Stated problem:
Copy the listing word for word, starting at its first line and ending at the line that contains "- bypass-cell: 53.08: [308, 65, 346, 85]", with both of those lines included.

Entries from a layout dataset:
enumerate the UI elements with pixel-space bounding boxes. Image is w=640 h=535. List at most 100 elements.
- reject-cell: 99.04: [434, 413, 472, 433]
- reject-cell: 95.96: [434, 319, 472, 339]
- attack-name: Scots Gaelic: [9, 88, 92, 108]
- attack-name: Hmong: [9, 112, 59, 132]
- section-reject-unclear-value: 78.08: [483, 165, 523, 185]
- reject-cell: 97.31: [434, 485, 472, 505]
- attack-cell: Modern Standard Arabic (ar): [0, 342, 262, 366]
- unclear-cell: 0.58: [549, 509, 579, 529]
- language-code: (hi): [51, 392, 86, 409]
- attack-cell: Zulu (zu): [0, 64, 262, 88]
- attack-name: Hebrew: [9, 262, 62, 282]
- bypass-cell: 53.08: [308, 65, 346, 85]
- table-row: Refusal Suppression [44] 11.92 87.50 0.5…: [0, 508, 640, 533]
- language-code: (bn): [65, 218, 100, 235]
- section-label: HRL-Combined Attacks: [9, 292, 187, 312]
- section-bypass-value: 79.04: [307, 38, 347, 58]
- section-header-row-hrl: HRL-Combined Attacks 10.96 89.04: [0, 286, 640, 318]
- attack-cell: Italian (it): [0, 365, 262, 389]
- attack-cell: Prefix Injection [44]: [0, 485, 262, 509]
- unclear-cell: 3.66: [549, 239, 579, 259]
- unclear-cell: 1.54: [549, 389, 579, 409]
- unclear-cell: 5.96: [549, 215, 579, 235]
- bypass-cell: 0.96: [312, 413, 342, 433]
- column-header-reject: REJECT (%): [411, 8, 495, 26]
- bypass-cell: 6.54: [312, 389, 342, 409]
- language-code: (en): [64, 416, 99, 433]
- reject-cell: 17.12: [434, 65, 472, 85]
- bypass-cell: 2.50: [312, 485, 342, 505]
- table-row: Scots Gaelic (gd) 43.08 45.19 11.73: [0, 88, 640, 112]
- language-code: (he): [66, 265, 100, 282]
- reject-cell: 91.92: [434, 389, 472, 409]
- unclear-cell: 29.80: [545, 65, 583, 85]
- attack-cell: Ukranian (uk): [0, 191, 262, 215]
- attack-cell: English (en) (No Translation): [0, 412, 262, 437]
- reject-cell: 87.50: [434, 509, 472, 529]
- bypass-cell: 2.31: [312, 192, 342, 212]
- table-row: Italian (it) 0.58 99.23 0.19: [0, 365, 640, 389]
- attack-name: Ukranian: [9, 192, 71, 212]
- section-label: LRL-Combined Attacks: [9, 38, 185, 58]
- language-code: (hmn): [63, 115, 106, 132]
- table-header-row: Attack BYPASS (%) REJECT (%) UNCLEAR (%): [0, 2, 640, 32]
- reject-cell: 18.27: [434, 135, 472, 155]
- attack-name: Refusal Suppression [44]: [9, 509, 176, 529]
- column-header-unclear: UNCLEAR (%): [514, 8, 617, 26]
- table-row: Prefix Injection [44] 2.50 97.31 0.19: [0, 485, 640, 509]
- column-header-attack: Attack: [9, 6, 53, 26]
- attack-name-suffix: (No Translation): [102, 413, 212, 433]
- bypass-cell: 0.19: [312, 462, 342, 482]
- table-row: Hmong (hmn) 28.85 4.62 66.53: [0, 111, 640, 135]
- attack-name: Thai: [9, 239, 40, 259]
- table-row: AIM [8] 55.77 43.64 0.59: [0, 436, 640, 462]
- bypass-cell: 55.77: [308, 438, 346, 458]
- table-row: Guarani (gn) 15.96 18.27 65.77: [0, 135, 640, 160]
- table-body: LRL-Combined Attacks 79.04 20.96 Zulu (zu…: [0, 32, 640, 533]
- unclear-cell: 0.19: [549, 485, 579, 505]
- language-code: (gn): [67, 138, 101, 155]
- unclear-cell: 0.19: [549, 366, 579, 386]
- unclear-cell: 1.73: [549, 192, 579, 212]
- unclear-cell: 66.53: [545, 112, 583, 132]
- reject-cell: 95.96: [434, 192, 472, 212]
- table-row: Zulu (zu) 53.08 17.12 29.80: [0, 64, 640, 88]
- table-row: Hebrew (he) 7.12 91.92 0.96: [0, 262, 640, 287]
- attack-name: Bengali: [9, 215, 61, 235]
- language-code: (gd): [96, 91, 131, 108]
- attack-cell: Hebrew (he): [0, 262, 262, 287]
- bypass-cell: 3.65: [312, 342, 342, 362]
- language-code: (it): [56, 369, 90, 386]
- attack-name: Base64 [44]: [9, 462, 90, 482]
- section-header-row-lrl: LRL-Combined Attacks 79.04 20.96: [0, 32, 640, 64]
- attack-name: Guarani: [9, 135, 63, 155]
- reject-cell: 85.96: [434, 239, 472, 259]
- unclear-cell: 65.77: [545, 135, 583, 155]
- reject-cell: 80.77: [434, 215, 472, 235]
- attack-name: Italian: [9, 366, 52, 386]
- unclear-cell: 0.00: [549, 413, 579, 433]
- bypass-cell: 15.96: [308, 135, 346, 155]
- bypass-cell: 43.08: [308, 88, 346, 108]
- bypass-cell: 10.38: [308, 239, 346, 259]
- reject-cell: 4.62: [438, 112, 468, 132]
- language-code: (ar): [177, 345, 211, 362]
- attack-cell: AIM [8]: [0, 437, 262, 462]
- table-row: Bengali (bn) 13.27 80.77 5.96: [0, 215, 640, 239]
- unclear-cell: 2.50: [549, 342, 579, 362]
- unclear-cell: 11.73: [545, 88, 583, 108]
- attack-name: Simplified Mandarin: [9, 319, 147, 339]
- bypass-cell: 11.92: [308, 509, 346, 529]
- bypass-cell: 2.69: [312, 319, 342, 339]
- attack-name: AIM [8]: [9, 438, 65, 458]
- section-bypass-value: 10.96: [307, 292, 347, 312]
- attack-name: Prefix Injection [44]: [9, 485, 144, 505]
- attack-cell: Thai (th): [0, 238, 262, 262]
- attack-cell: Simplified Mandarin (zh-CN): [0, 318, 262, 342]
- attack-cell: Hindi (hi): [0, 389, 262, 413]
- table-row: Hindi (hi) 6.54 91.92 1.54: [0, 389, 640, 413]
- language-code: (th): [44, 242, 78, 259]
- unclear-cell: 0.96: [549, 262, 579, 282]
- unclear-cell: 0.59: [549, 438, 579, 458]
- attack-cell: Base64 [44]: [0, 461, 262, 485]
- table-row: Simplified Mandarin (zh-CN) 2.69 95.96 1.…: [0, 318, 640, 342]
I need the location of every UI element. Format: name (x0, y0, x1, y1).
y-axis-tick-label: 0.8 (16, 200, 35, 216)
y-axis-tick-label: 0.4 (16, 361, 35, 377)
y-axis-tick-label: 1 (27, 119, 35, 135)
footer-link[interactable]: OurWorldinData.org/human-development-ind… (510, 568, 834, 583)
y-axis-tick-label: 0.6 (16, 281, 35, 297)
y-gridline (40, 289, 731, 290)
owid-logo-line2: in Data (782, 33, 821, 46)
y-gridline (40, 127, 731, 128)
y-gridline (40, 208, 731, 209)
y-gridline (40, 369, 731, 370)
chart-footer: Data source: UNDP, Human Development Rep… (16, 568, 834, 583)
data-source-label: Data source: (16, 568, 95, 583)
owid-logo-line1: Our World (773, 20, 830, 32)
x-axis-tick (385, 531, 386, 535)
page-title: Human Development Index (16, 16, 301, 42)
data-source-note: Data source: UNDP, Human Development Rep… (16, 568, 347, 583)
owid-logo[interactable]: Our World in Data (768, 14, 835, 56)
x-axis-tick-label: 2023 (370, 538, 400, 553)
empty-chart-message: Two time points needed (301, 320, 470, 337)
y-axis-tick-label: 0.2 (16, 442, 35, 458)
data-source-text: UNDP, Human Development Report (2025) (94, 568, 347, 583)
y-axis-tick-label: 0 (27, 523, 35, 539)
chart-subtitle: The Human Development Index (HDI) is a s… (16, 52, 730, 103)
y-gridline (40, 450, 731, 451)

The completed task:
enumerate the UI elements with pixel-space bounding boxes. Image is w=640 h=535. List at most 100 elements.
- reject-cell: 99.04: [434, 413, 472, 433]
- reject-cell: 95.96: [434, 319, 472, 339]
- attack-name: Scots Gaelic: [9, 88, 92, 108]
- attack-name: Hmong: [9, 112, 59, 132]
- section-reject-unclear-value: 78.08: [483, 165, 523, 185]
- reject-cell: 97.31: [434, 485, 472, 505]
- attack-cell: Modern Standard Arabic (ar): [0, 342, 262, 366]
- unclear-cell: 0.58: [549, 509, 579, 529]
- language-code: (hi): [51, 392, 86, 409]
- attack-cell: Zulu (zu): [0, 64, 262, 88]
- attack-name: Hebrew: [9, 262, 62, 282]
- bypass-cell: 53.08: [308, 65, 346, 85]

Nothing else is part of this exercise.